Task details. Search the data for the word "LEATHER". Reproduce every line where it is found.

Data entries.

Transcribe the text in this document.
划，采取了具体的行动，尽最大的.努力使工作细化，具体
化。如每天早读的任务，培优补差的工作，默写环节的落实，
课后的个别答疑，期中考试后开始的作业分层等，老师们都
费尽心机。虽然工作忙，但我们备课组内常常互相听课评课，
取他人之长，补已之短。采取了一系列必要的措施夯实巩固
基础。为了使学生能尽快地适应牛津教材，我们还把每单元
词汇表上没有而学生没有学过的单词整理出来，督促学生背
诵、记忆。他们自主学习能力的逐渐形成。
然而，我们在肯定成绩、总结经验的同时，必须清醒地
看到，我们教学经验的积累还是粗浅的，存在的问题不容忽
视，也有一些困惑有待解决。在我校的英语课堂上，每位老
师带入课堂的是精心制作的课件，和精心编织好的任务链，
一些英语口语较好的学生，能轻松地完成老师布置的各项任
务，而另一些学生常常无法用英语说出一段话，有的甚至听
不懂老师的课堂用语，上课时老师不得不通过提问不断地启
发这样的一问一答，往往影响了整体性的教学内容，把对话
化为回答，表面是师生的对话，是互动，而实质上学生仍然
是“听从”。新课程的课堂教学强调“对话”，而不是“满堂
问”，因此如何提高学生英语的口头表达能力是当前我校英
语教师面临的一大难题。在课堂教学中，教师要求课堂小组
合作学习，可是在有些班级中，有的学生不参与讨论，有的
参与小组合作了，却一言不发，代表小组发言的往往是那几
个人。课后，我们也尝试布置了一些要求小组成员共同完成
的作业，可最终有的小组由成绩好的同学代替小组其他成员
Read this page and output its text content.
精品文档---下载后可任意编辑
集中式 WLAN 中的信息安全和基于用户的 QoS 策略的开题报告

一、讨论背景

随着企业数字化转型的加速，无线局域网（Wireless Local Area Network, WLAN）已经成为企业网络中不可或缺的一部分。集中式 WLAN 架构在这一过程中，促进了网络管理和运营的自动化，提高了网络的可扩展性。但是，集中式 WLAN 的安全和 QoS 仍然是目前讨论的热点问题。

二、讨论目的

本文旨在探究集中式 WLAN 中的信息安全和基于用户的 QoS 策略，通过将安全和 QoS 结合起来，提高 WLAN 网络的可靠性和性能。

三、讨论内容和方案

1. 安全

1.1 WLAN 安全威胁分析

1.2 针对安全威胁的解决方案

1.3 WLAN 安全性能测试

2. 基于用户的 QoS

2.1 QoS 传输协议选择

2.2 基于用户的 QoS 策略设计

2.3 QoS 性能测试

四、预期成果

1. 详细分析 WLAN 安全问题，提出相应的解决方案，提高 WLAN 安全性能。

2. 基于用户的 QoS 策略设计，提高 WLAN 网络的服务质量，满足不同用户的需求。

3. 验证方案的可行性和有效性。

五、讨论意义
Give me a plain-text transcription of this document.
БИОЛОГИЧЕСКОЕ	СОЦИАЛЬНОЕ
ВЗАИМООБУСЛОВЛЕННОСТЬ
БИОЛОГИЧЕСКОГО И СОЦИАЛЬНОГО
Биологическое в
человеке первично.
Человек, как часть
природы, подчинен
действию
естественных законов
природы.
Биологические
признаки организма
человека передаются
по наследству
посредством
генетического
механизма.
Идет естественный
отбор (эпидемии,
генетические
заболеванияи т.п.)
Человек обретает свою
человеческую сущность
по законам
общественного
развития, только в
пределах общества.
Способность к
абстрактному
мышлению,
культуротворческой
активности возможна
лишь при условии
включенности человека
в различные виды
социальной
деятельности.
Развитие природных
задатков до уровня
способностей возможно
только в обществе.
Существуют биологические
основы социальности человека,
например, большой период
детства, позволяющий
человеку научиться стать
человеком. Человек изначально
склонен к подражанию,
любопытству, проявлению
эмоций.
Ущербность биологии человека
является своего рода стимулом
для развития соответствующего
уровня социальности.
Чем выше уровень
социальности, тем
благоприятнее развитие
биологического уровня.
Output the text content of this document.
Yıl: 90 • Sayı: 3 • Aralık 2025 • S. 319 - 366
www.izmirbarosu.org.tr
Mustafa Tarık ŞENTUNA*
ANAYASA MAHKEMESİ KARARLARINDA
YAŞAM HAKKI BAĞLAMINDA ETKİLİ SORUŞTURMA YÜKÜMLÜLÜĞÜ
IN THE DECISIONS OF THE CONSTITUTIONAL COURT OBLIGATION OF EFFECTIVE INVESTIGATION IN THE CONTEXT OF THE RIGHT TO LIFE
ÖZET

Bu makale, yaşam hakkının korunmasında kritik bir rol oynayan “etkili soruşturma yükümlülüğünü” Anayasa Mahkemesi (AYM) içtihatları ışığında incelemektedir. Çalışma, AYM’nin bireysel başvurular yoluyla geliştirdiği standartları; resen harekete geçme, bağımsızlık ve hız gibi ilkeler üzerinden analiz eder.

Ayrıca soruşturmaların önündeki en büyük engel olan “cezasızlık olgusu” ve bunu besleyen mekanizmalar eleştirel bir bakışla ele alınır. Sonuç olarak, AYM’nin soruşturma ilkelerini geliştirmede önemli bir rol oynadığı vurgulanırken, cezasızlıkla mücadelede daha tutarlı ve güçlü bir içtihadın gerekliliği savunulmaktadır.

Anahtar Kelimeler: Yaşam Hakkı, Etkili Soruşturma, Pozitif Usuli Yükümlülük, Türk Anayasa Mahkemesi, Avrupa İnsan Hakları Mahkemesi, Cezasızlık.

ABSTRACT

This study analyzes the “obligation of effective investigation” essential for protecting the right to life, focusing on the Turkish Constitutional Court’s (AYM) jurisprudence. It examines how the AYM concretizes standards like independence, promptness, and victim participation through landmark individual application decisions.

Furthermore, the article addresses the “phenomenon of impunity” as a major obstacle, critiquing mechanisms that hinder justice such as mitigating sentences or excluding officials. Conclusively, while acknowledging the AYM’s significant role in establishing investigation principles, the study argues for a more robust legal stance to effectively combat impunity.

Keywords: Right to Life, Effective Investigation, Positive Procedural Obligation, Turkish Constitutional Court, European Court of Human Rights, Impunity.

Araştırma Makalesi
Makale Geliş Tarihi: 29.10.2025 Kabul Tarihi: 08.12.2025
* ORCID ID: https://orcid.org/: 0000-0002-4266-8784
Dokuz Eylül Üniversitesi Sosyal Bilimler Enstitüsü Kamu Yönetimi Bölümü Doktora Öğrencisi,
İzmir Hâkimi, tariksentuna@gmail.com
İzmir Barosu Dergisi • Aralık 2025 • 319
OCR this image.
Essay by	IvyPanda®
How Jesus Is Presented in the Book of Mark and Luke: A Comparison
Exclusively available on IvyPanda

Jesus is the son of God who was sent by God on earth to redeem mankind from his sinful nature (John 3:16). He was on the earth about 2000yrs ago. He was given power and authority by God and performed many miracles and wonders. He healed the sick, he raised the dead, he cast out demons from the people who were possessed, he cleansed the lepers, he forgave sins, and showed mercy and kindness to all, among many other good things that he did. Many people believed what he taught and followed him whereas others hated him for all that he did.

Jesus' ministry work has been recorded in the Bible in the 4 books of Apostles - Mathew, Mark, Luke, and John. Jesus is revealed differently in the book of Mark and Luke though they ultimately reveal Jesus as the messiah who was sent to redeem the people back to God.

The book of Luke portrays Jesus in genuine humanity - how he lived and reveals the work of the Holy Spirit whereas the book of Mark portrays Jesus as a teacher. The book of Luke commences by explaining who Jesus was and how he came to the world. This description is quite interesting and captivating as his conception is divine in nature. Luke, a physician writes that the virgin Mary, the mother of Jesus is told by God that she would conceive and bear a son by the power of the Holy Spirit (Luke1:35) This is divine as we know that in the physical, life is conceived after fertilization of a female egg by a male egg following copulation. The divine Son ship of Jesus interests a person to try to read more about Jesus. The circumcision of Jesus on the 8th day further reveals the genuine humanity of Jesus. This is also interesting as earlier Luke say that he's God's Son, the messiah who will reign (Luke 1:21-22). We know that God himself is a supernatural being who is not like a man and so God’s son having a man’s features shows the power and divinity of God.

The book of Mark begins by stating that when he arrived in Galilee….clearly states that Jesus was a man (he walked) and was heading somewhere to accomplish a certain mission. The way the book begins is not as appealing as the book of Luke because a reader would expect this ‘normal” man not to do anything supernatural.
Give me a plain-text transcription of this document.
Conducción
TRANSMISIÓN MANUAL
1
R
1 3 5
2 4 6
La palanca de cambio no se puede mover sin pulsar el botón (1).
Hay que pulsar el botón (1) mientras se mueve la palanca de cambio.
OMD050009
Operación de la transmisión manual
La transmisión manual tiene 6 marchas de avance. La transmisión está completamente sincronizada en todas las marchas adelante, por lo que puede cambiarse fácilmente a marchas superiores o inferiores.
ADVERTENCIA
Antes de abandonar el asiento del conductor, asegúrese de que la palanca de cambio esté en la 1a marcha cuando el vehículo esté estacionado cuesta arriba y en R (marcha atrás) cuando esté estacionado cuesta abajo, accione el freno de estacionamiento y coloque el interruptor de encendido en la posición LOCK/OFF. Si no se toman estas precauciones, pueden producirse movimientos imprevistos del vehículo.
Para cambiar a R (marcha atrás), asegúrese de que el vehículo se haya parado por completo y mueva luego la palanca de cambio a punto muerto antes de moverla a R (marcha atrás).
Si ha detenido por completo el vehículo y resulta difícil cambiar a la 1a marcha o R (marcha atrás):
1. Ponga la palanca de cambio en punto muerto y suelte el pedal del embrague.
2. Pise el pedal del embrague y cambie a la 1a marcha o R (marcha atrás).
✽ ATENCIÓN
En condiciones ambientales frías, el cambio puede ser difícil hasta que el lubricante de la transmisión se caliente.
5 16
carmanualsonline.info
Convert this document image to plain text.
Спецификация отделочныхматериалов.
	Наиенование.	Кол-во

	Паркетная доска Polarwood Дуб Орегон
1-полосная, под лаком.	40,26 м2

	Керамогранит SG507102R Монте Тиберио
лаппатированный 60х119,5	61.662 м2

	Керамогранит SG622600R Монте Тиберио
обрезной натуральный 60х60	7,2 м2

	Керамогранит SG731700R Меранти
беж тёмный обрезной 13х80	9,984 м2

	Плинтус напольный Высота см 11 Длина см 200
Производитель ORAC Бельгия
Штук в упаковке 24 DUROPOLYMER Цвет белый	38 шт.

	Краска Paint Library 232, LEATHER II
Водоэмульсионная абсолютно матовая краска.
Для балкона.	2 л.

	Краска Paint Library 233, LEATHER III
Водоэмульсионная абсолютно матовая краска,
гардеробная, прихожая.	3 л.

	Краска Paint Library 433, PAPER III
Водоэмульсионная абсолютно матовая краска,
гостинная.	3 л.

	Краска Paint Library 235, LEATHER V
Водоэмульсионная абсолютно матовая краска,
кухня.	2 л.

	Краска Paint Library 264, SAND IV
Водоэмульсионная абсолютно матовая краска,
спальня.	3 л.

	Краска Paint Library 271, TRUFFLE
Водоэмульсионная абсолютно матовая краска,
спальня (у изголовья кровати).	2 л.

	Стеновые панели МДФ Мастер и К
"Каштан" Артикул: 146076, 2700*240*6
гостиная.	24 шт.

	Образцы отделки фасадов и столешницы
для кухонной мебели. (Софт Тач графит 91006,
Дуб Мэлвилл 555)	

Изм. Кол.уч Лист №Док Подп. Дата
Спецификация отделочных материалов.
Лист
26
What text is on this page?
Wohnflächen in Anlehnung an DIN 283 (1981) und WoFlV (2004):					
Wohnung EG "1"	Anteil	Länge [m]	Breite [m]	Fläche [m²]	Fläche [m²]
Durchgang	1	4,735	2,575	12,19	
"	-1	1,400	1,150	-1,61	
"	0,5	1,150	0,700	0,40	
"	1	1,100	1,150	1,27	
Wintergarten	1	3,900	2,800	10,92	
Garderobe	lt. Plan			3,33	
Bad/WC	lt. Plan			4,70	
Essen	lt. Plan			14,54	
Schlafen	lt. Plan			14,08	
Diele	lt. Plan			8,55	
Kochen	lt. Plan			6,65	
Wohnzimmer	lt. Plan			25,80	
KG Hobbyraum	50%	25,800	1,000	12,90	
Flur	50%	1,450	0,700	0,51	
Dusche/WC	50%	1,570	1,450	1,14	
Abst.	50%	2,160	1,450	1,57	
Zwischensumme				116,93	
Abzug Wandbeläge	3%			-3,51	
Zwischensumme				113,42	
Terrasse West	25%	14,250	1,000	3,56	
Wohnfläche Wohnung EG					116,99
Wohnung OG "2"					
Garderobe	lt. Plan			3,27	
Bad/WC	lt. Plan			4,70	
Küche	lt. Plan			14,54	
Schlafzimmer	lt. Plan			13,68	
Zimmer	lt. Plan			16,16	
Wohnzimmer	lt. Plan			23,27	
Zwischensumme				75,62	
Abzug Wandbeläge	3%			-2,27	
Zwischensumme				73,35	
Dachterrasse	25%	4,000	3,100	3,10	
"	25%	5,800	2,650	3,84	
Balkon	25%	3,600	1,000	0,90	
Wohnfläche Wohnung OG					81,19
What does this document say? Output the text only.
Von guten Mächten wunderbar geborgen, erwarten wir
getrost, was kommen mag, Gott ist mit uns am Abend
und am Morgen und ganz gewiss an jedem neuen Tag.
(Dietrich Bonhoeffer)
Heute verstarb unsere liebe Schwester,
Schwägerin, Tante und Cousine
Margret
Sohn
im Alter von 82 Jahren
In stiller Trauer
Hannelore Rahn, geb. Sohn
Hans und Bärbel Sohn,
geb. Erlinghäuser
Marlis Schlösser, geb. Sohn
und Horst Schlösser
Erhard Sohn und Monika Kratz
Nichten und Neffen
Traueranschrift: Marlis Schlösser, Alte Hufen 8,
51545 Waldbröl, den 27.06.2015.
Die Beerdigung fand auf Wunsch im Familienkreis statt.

Task result.
	Краска Paint Library 232, LEATHER II
	Краска Paint Library 233, LEATHER III
	Краска Paint Library 235, LEATHER V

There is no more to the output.